THE REQUEST: From the records below, give the number of lines that contain the string "date", without any other text.

»»

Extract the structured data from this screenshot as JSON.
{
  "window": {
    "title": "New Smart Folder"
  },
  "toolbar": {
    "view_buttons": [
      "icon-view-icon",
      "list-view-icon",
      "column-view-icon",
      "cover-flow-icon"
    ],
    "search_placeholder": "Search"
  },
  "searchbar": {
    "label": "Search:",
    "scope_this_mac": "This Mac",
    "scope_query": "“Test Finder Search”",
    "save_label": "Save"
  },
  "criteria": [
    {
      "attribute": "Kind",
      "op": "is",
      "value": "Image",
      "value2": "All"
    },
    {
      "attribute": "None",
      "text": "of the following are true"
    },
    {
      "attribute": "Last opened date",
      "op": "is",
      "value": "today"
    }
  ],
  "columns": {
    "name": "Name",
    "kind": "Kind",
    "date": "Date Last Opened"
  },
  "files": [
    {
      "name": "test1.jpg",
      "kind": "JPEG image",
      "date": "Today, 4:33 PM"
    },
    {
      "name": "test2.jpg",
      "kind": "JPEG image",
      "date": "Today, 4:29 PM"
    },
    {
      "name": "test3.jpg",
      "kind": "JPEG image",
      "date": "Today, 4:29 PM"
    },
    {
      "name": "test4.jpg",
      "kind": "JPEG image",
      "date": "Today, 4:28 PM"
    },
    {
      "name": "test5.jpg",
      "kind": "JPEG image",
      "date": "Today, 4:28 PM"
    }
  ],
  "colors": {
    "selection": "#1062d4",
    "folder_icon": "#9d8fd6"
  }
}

««

EXPECTED OUTPUT: 7